◆ Extract provided
>>
The question of the honorableness of the United States' dealings with the Indians turns largely on a much disputed and little understood point. What was the nature of the Indians' right to the country in which they were living when the continent of North America was discovered? Between the theory of some sentimentalists that the Indians were the real owners of the soil, and the theory of some politicians that they had no right of ownership whatever in it, there are innumerable grades and confusions of opinion. The only authority on the point must be the view and usage as accepted by the great discovering Powers at the time of discovery, and afterward in their disposition of the lands discovered.

Fortunately, an honest examination of these points leaves no doubt on the matter.
England, France, Spain, little Portugal-all quarrelling fiercely, and fighting with each other for the biggest share in the new continent-each claiming -"sovereignty of the soil" by right of priority of discovery - all recognized the Indians' " right of occupancy" as a right; a right alienable in but two ways, either by purchase or by conquest.

All their discussions as to boundaries, from 1603 down to 1776, recognized this right and this principle. They reiterated, firstly, that discoverers had the right of sovereignty-a right in so far absolute that the discoverer was empowered by it not only to take possession of, but to grant, sell, and convey lands still occupied by Indians-and that for any nation to attempt to take possession of, grant, sell, or convey any such Indian-occupied lands while said lands were claimed by other nations under the right of discovery, was an infringement of rights, and just occasion of war; secondly, that all this granting, selling, conveying was to be understood to be " subject to the Indians' right of occupancy," which remained to be extinguished either through further purchase or through conquest by the grantee or purchaser.

Peters, in his preface to the seventh volume of the "United States Statutes at Large," says, "The history of America, from its discovery to the present day, proves the universal recognition of these principles."

Each discovering Power might regulate the relations between herself and the Indians; but as to the existence of the Indians' " right of occupancy," there was absolute unanimity among them. That there should have been unanimity regarding any one thing between them is remarkable. It is impossible for us to realize what a sudden invitation to greed and discord lay in this fair, beautiful, unclaimed continent-eight millions of square miles of land-more than twice the size of all Europe itself. What a lure today would such another new continent prove! The fighting over it would be as fierce now as the fighting was then, and the " right of occupancy" of the natives would stand small chance of such unanimous recognition as the four Great Powers then justly gave it.

Of the fairness of holding that ultimate sovereignty belonged to the civilized discoverer, as against the savage barbarian, there is no manner or ground of doubt. To question this is feeble sentimentalism. But to affirm and uphold this is not in any wise to overlook the lesser right which remained; as good, of its kind, and to its extent, as was the greater right to which, in the just nature of things, it was bound to give way.

It being clear, then, that the Indians' "right of occupancy" was a right recognized by all the great discovering Powers, acted upon by them in all their dispositions of lands here discovered, it remains next to inquire whether the United States Government, on taking its place among the nations, also recognized or accepted this Indian "right of occupancy" as an actual right. Upon this point, also, there is no doubt.
<<
◆ Provided data
>>
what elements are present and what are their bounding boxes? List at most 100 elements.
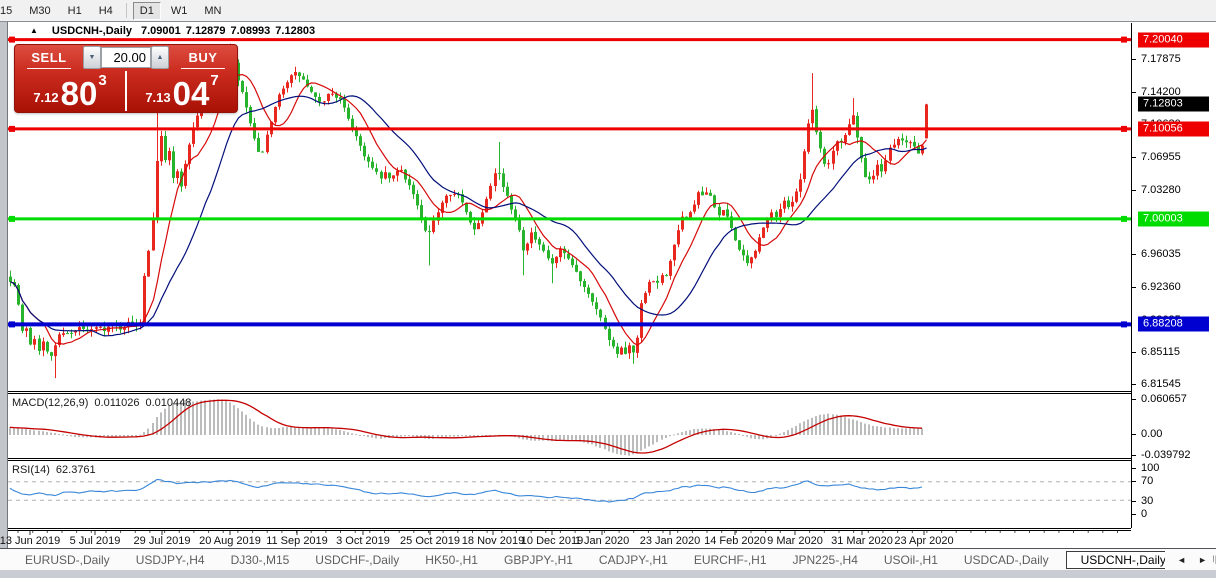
<<
Translate this sentence from the passage on the Indians' "right of occupancy" into French: "Fortunately, an honest examination of these points leaves no doubt on the matter."

Heureusement, un examen honnête de ces points ne laisse aucun doute sur la question.